*Exercise goal*
Carry none of the pictures over; set down the material below exactly.

*Material supplied*
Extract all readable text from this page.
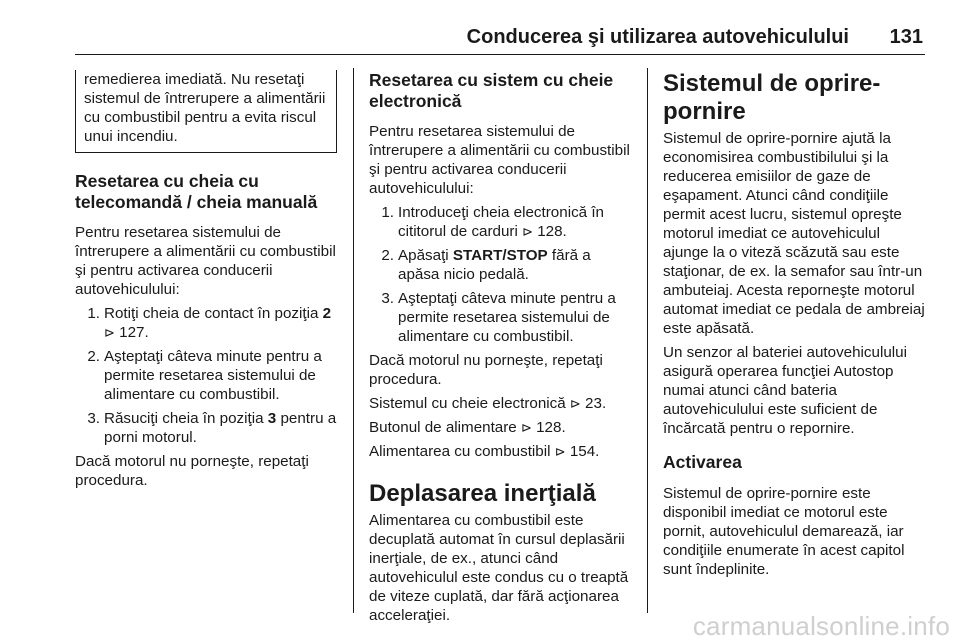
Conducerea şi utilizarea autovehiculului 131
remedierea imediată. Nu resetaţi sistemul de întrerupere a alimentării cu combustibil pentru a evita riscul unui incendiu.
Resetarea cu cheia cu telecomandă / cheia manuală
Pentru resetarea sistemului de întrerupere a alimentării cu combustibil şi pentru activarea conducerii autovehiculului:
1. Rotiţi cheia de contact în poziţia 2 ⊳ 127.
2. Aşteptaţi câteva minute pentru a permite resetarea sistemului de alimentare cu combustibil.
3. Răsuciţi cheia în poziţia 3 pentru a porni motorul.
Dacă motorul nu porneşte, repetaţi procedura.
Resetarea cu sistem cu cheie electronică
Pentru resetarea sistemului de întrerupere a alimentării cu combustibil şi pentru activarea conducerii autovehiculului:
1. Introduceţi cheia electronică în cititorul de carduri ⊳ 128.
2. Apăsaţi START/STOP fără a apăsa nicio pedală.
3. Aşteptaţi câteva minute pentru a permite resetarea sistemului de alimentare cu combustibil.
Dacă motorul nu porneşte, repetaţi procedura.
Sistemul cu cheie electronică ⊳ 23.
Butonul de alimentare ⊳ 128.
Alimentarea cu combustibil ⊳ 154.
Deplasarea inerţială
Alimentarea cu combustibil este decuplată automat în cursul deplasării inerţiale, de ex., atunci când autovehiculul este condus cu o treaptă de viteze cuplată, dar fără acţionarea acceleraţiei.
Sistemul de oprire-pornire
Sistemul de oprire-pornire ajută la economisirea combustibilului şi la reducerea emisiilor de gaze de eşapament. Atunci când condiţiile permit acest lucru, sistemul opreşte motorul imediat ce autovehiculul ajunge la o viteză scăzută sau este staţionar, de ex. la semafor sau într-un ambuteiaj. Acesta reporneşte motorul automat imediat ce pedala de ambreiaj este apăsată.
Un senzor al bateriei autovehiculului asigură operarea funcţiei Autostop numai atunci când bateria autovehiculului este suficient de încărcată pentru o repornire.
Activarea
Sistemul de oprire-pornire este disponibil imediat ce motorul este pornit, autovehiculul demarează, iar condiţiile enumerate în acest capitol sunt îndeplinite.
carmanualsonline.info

*The answer*
Extract all readable text from this page.
Conducerea şi utilizarea autovehiculului 131
remedierea imediată. Nu resetaţi sistemul de întrerupere a alimentării cu combustibil pentru a evita riscul unui incendiu.
Resetarea cu cheia cu telecomandă / cheia manuală
Pentru resetarea sistemului de întrerupere a alimentării cu combustibil şi pentru activarea conducerii autovehiculului:
1. Rotiţi cheia de contact în poziţia 2 ⊳ 127.
2. Aşteptaţi câteva minute pentru a permite resetarea sistemului de alimentare cu combustibil.
3. Răsuciţi cheia în poziţia 3 pentru a porni motorul.
Dacă motorul nu porneşte, repetaţi procedura.
Resetarea cu sistem cu cheie electronică
Pentru resetarea sistemului de întrerupere a alimentării cu combustibil şi pentru activarea conducerii autovehiculului:
1. Introduceţi cheia electronică în cititorul de carduri ⊳ 128.
2. Apăsaţi START/STOP fără a apăsa nicio pedală.
3. Aşteptaţi câteva minute pentru a permite resetarea sistemului de alimentare cu combustibil.
Dacă motorul nu porneşte, repetaţi procedura.
Sistemul cu cheie electronică ⊳ 23.
Butonul de alimentare ⊳ 128.
Alimentarea cu combustibil ⊳ 154.
Deplasarea inerţială
Alimentarea cu combustibil este decuplată automat în cursul deplasării inerţiale, de ex., atunci când autovehiculul este condus cu o treaptă de viteze cuplată, dar fără acţionarea acceleraţiei.
Sistemul de oprire-pornire
Sistemul de oprire-pornire ajută la economisirea combustibilului şi la reducerea emisiilor de gaze de eşapament. Atunci când condiţiile permit acest lucru, sistemul opreşte motorul imediat ce autovehiculul ajunge la o viteză scăzută sau este staţionar, de ex. la semafor sau într-un ambuteiaj. Acesta reporneşte motorul automat imediat ce pedala de ambreiaj este apăsată.
Un senzor al bateriei autovehiculului asigură operarea funcţiei Autostop numai atunci când bateria autovehiculului este suficient de încărcată pentru o repornire.
Activarea
Sistemul de oprire-pornire este disponibil imediat ce motorul este pornit, autovehiculul demarează, iar condiţiile enumerate în acest capitol sunt îndeplinite.
carmanualsonline.info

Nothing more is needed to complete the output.